* Task *
Could you repeat the records below exactly, leaving out any pictures?

* Dataset items *
..........

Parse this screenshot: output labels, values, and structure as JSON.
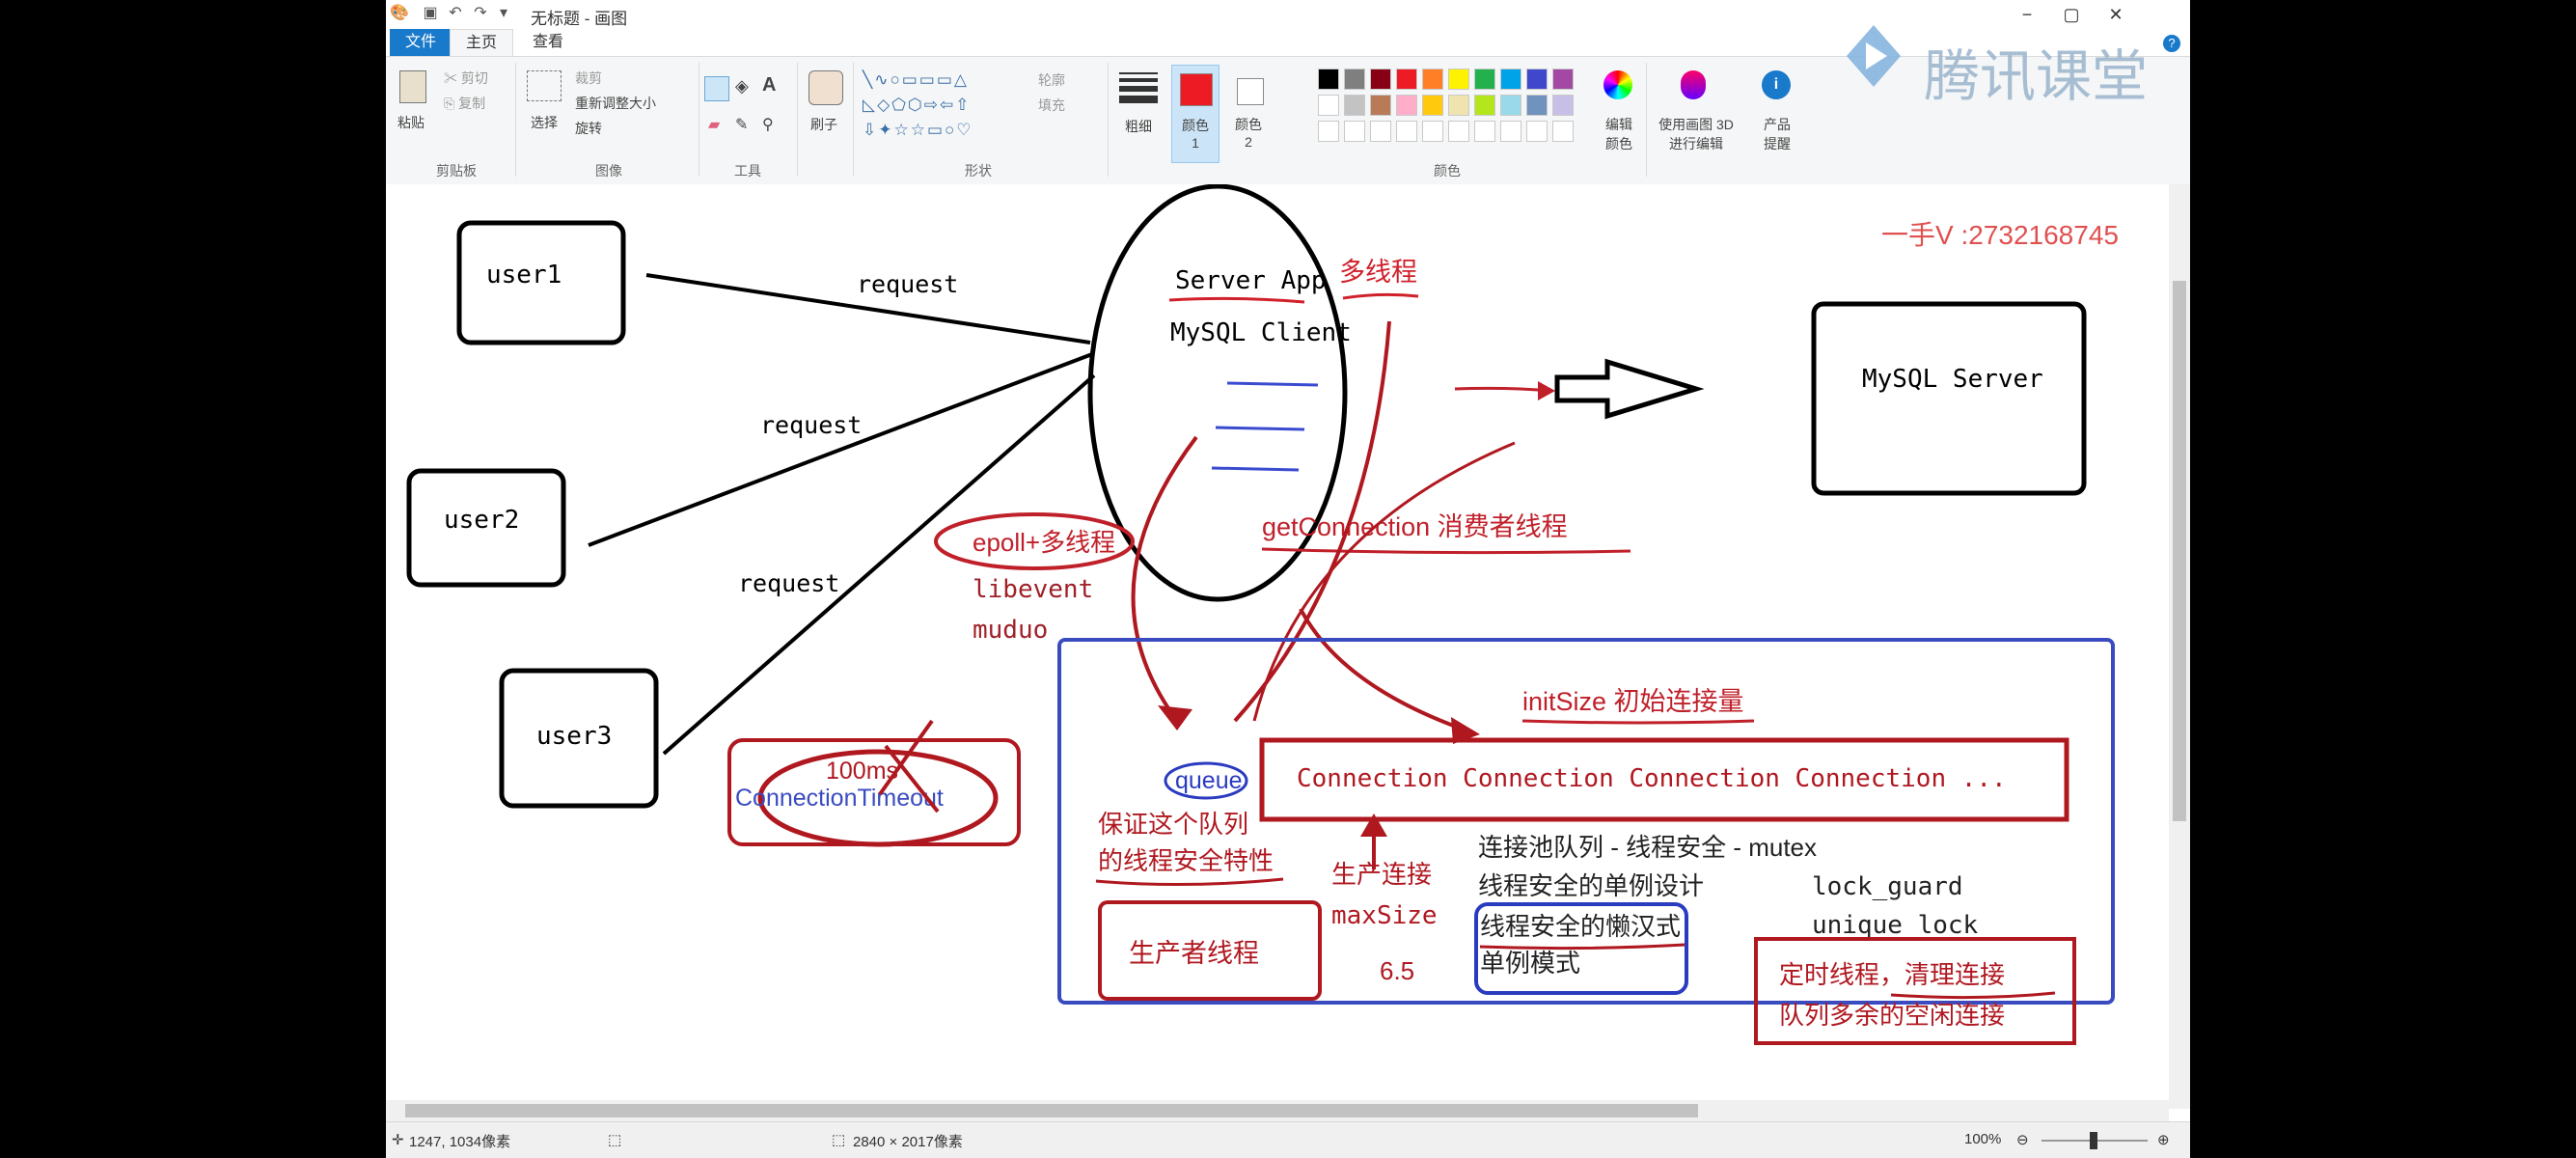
{
  "window": {
    "title": "无标题 - 画图"
  },
  "tabs": [
    {
      "label": "文件"
    },
    {
      "label": "主页"
    },
    {
      "label": "查看"
    }
  ],
  "ribbon": {
    "clipboard": {
      "paste": "粘贴",
      "cut": "剪切",
      "copy": "复制",
      "group": "剪贴板"
    },
    "image": {
      "select": "选择",
      "crop": "裁剪",
      "resize": "重新调整大小",
      "rotate": "旋转",
      "group": "图像"
    },
    "tools": {
      "group": "工具"
    },
    "brushes": {
      "label": "刷子"
    },
    "shapes": {
      "outline": "轮廓",
      "fill": "填充",
      "group": "形状"
    },
    "size": {
      "label": "粗细"
    },
    "color1": {
      "label": "颜色 1",
      "value": "#ed1c24"
    },
    "color2": {
      "label": "颜色 2",
      "value": "#ffffff"
    },
    "colors": {
      "group": "颜色",
      "edit": "编辑颜色"
    },
    "paint3d": {
      "label": "使用画图 3D 进行编辑"
    },
    "product_alert": {
      "label": "产品提醒"
    }
  },
  "palette": {
    "row1": [
      "#000000",
      "#7f7f7f",
      "#880015",
      "#ed1c24",
      "#ff7f27",
      "#fff200",
      "#22b14c",
      "#00a2e8",
      "#3f48cc",
      "#a349a4"
    ],
    "row2": [
      "#ffffff",
      "#c3c3c3",
      "#b97a57",
      "#ffaec9",
      "#ffc90e",
      "#efe4b0",
      "#b5e61d",
      "#99d9ea",
      "#7092be",
      "#c8bfe7"
    ]
  },
  "watermark": {
    "text": "腾讯课堂"
  },
  "canvas": {
    "contact": "一手V :2732168745",
    "users": [
      "user1",
      "user2",
      "user3"
    ],
    "request": [
      "request",
      "request",
      "request"
    ],
    "server": {
      "line1": "Server App",
      "multi": "多线程",
      "line2": "MySQL Client"
    },
    "mysql_server": "MySQL Server",
    "epoll": "epoll+多线程",
    "libevent": "libevent",
    "muduo": "muduo",
    "get_connection": "getConnection 消费者线程",
    "timeout": {
      "ms": "100ms",
      "label": "ConnectionTimeout"
    },
    "init_size": "initSize 初始连接量",
    "queue": "queue",
    "connections": "Connection Connection Connection Connection ...",
    "queue_note_1": "保证这个队列",
    "queue_note_2": "的线程安全特性",
    "produce": "生产连接",
    "max_size": "maxSize",
    "hand_note": "6.5",
    "producer": "生产者线程",
    "pool_queue": "连接池队列  - 线程安全 - mutex",
    "singleton": "线程安全的单例设计",
    "lock_guard": "lock_guard",
    "unique_lock": "unique_lock",
    "lazy_1": "线程安全的懒汉式",
    "lazy_2": "单例模式",
    "timer_1": "定时线程，清理连接",
    "timer_2": "队列多余的空闲连接"
  },
  "status": {
    "cursor": "1247, 1034像素",
    "size": "2840 × 2017像素",
    "zoom": "100%"
  }
}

..........

* Task solution *
Parse this screenshot: output labels, values, and structure as JSON.
{
  "window": {
    "title": "无标题 - 画图"
  },
  "tabs": [
    {
      "label": "文件"
    },
    {
      "label": "主页"
    },
    {
      "label": "查看"
    }
  ],
  "ribbon": {
    "clipboard": {
      "paste": "粘贴",
      "cut": "剪切",
      "copy": "复制",
      "group": "剪贴板"
    },
    "image": {
      "select": "选择",
      "crop": "裁剪",
      "resize": "重新调整大小",
      "rotate": "旋转",
      "group": "图像"
    },
    "tools": {
      "group": "工具"
    },
    "brushes": {
      "label": "刷子"
    },
    "shapes": {
      "outline": "轮廓",
      "fill": "填充",
      "group": "形状"
    },
    "size": {
      "label": "粗细"
    },
    "color1": {
      "label": "颜色 1",
      "value": "#ed1c24"
    },
    "color2": {
      "label": "颜色 2",
      "value": "#ffffff"
    },
    "colors": {
      "group": "颜色",
      "edit": "编辑颜色"
    },
    "paint3d": {
      "label": "使用画图 3D 进行编辑"
    },
    "product_alert": {
      "label": "产品提醒"
    }
  },
  "palette": {
    "row1": [
      "#000000",
      "#7f7f7f",
      "#880015",
      "#ed1c24",
      "#ff7f27",
      "#fff200",
      "#22b14c",
      "#00a2e8",
      "#3f48cc",
      "#a349a4"
    ],
    "row2": [
      "#ffffff",
      "#c3c3c3",
      "#b97a57",
      "#ffaec9",
      "#ffc90e",
      "#efe4b0",
      "#b5e61d",
      "#99d9ea",
      "#7092be",
      "#c8bfe7"
    ]
  },
  "watermark": {
    "text": "腾讯课堂"
  },
  "canvas": {
    "contact": "一手V :2732168745",
    "users": [
      "user1",
      "user2",
      "user3"
    ],
    "request": [
      "request",
      "request",
      "request"
    ],
    "server": {
      "line1": "Server App",
      "multi": "多线程",
      "line2": "MySQL Client"
    },
    "mysql_server": "MySQL Server",
    "epoll": "epoll+多线程",
    "libevent": "libevent",
    "muduo": "muduo",
    "get_connection": "getConnection 消费者线程",
    "timeout": {
      "ms": "100ms",
      "label": "ConnectionTimeout"
    },
    "init_size": "initSize 初始连接量",
    "queue": "queue",
    "connections": "Connection Connection Connection Connection ...",
    "queue_note_1": "保证这个队列",
    "queue_note_2": "的线程安全特性",
    "produce": "生产连接",
    "max_size": "maxSize",
    "hand_note": "6.5",
    "producer": "生产者线程",
    "pool_queue": "连接池队列  - 线程安全 - mutex",
    "singleton": "线程安全的单例设计",
    "lock_guard": "lock_guard",
    "unique_lock": "unique_lock",
    "lazy_1": "线程安全的懒汉式",
    "lazy_2": "单例模式",
    "timer_1": "定时线程，清理连接",
    "timer_2": "队列多余的空闲连接"
  },
  "status": {
    "cursor": "1247, 1034像素",
    "size": "2840 × 2017像素",
    "zoom": "100%"
  }
}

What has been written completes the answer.